┌──

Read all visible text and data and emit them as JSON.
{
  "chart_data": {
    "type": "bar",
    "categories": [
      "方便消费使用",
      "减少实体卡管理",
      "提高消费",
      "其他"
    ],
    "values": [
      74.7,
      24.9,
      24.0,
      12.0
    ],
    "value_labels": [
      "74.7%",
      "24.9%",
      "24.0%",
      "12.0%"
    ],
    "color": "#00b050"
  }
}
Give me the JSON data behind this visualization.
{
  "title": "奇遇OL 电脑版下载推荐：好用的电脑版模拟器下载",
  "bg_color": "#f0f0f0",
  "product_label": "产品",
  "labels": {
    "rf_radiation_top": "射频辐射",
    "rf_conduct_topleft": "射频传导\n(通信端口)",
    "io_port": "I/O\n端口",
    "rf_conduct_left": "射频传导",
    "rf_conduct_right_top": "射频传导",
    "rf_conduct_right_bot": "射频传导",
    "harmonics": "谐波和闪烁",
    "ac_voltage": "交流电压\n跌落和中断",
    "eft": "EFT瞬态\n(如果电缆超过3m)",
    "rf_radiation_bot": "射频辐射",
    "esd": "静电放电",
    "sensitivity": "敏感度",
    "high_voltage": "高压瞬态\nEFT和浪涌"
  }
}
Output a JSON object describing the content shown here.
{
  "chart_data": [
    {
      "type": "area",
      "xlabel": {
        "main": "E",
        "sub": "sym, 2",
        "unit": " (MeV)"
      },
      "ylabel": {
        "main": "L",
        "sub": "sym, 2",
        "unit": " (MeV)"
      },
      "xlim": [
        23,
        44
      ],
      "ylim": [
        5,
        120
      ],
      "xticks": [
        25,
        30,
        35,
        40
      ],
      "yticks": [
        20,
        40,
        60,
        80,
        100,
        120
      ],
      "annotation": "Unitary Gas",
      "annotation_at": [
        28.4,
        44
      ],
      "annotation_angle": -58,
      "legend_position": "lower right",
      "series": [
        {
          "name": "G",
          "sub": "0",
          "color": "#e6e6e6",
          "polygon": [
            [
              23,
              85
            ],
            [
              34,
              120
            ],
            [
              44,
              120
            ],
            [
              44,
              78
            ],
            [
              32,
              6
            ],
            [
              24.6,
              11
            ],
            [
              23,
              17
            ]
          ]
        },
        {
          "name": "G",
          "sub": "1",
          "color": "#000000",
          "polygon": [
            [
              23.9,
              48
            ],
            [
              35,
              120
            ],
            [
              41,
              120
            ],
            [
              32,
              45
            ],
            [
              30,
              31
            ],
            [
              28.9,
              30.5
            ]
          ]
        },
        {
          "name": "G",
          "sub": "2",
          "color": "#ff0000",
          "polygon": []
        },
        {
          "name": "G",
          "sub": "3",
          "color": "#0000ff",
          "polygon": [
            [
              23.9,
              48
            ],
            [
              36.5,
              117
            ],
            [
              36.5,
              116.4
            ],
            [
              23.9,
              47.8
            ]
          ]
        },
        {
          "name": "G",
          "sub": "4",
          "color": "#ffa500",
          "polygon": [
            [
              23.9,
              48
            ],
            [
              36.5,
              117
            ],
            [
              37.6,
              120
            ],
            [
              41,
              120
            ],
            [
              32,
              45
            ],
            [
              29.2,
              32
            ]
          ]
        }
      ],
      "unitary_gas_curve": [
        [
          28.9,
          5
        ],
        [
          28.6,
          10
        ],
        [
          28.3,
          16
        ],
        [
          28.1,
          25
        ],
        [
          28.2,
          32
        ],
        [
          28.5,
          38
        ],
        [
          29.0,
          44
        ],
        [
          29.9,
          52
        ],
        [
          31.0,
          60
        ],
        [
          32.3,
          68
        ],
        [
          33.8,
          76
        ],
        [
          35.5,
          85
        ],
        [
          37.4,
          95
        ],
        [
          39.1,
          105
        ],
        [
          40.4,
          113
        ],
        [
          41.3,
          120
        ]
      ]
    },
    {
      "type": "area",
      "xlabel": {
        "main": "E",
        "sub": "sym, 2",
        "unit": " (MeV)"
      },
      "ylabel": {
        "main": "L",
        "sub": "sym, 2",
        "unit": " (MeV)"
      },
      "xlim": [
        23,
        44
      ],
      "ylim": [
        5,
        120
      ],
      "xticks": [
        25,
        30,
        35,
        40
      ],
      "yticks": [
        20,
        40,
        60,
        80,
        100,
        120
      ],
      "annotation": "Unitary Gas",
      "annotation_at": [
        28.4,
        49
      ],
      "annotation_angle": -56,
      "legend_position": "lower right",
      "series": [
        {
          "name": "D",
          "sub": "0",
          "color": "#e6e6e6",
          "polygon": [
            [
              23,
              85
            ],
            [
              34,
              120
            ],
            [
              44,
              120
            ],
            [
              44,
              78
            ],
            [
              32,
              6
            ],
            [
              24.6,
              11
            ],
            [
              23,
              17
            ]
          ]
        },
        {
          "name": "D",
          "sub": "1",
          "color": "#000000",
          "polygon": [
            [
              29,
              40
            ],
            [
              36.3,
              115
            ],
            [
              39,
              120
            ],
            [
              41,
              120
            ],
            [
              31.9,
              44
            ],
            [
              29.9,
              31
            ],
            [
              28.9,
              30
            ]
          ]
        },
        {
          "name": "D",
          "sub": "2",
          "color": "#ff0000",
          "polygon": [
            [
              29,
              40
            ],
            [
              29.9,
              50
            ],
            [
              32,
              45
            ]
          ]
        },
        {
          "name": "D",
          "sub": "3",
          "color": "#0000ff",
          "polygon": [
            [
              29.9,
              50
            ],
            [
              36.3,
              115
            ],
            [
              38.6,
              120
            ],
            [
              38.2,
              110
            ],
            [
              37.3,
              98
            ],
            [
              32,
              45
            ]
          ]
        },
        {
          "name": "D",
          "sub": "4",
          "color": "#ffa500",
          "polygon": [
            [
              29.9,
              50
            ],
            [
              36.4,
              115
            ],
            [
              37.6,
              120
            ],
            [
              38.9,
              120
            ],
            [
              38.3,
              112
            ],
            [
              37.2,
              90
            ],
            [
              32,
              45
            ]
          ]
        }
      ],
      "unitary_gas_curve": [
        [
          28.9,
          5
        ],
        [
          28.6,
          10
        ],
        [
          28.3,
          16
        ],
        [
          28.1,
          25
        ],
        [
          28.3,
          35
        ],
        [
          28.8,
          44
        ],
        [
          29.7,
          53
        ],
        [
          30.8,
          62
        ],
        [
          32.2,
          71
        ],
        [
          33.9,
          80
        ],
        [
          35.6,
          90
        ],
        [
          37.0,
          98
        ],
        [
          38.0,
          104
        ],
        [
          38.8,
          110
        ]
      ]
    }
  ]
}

└──

Output the complete data exactly as written.

Read all visible text and data and emit them as JSON.
{
  "chart_data": {
    "type": "bar",
    "categories": [
      "方便消费使用",
      "减少实体卡管理",
      "提高消费",
      "其他"
    ],
    "values": [
      74.7,
      24.9,
      24.0,
      12.0
    ],
    "value_labels": [
      "74.7%",
      "24.9%",
      "24.0%",
      "12.0%"
    ],
    "color": "#00b050"
  }
}
Give me the JSON data behind this visualization.
{
  "title": "奇遇OL 电脑版下载推荐：好用的电脑版模拟器下载",
  "bg_color": "#f0f0f0",
  "product_label": "产品",
  "labels": {
    "rf_radiation_top": "射频辐射",
    "rf_conduct_topleft": "射频传导\n(通信端口)",
    "io_port": "I/O\n端口",
    "rf_conduct_left": "射频传导",
    "rf_conduct_right_top": "射频传导",
    "rf_conduct_right_bot": "射频传导",
    "harmonics": "谐波和闪烁",
    "ac_voltage": "交流电压\n跌落和中断",
    "eft": "EFT瞬态\n(如果电缆超过3m)",
    "rf_radiation_bot": "射频辐射",
    "esd": "静电放电",
    "sensitivity": "敏感度",
    "high_voltage": "高压瞬态\nEFT和浪涌"
  }
}
Output a JSON object describing the content shown here.
{
  "chart_data": [
    {
      "type": "area",
      "xlabel": {
        "main": "E",
        "sub": "sym, 2",
        "unit": " (MeV)"
      },
      "ylabel": {
        "main": "L",
        "sub": "sym, 2",
        "unit": " (MeV)"
      },
      "xlim": [
        23,
        44
      ],
      "ylim": [
        5,
        120
      ],
      "xticks": [
        25,
        30,
        35,
        40
      ],
      "yticks": [
        20,
        40,
        60,
        80,
        100,
        120
      ],
      "annotation": "Unitary Gas",
      "annotation_at": [
        28.4,
        44
      ],
      "annotation_angle": -58,
      "legend_position": "lower right",
      "series": [
        {
          "name": "G",
          "sub": "0",
          "color": "#e6e6e6",
          "polygon": [
            [
              23,
              85
            ],
            [
              34,
              120
            ],
            [
              44,
              120
            ],
            [
              44,
              78
            ],
            [
              32,
              6
            ],
            [
              24.6,
              11
            ],
            [
              23,
              17
            ]
          ]
        },
        {
          "name": "G",
          "sub": "1",
          "color": "#000000",
          "polygon": [
            [
              23.9,
              48
            ],
            [
              35,
              120
            ],
            [
              41,
              120
            ],
            [
              32,
              45
            ],
            [
              30,
              31
            ],
            [
              28.9,
              30.5
            ]
          ]
        },
        {
          "name": "G",
          "sub": "2",
          "color": "#ff0000",
          "polygon": []
        },
        {
          "name": "G",
          "sub": "3",
          "color": "#0000ff",
          "polygon": [
            [
              23.9,
              48
            ],
            [
              36.5,
              117
            ],
            [
              36.5,
              116.4
            ],
            [
              23.9,
              47.8
            ]
          ]
        },
        {
          "name": "G",
          "sub": "4",
          "color": "#ffa500",
          "polygon": [
            [
              23.9,
              48
            ],
            [
              36.5,
              117
            ],
            [
              37.6,
              120
            ],
            [
              41,
              120
            ],
            [
              32,
              45
            ],
            [
              29.2,
              32
            ]
          ]
        }
      ],
      "unitary_gas_curve": [
        [
          28.9,
          5
        ],
        [
          28.6,
          10
        ],
        [
          28.3,
          16
        ],
        [
          28.1,
          25
        ],
        [
          28.2,
          32
        ],
        [
          28.5,
          38
        ],
        [
          29.0,
          44
        ],
        [
          29.9,
          52
        ],
        [
          31.0,
          60
        ],
        [
          32.3,
          68
        ],
        [
          33.8,
          76
        ],
        [
          35.5,
          85
        ],
        [
          37.4,
          95
        ],
        [
          39.1,
          105
        ],
        [
          40.4,
          113
        ],
        [
          41.3,
          120
        ]
      ]
    },
    {
      "type": "area",
      "xlabel": {
        "main": "E",
        "sub": "sym, 2",
        "unit": " (MeV)"
      },
      "ylabel": {
        "main": "L",
        "sub": "sym, 2",
        "unit": " (MeV)"
      },
      "xlim": [
        23,
        44
      ],
      "ylim": [
        5,
        120
      ],
      "xticks": [
        25,
        30,
        35,
        40
      ],
      "yticks": [
        20,
        40,
        60,
        80,
        100,
        120
      ],
      "annotation": "Unitary Gas",
      "annotation_at": [
        28.4,
        49
      ],
      "annotation_angle": -56,
      "legend_position": "lower right",
      "series": [
        {
          "name": "D",
          "sub": "0",
          "color": "#e6e6e6",
          "polygon": [
            [
              23,
              85
            ],
            [
              34,
              120
            ],
            [
              44,
              120
            ],
            [
              44,
              78
            ],
            [
              32,
              6
            ],
            [
              24.6,
              11
            ],
            [
              23,
              17
            ]
          ]
        },
        {
          "name": "D",
          "sub": "1",
          "color": "#000000",
          "polygon": [
            [
              29,
              40
            ],
            [
              36.3,
              115
            ],
            [
              39,
              120
            ],
            [
              41,
              120
            ],
            [
              31.9,
              44
            ],
            [
              29.9,
              31
            ],
            [
              28.9,
              30
            ]
          ]
        },
        {
          "name": "D",
          "sub": "2",
          "color": "#ff0000",
          "polygon": [
            [
              29,
              40
            ],
            [
              29.9,
              50
            ],
            [
              32,
              45
            ]
          ]
        },
        {
          "name": "D",
          "sub": "3",
          "color": "#0000ff",
          "polygon": [
            [
              29.9,
              50
            ],
            [
              36.3,
              115
            ],
            [
              38.6,
              120
            ],
            [
              38.2,
              110
            ],
            [
              37.3,
              98
            ],
            [
              32,
              45
            ]
          ]
        },
        {
          "name": "D",
          "sub": "4",
          "color": "#ffa500",
          "polygon": [
            [
              29.9,
              50
            ],
            [
              36.4,
              115
            ],
            [
              37.6,
              120
            ],
            [
              38.9,
              120
            ],
            [
              38.3,
              112
            ],
            [
              37.2,
              90
            ],
            [
              32,
              45
            ]
          ]
        }
      ],
      "unitary_gas_curve": [
        [
          28.9,
          5
        ],
        [
          28.6,
          10
        ],
        [
          28.3,
          16
        ],
        [
          28.1,
          25
        ],
        [
          28.3,
          35
        ],
        [
          28.8,
          44
        ],
        [
          29.7,
          53
        ],
        [
          30.8,
          62
        ],
        [
          32.2,
          71
        ],
        [
          33.9,
          80
        ],
        [
          35.6,
          90
        ],
        [
          37.0,
          98
        ],
        [
          38.0,
          104
        ],
        [
          38.8,
          110
        ]
      ]
    }
  ]
}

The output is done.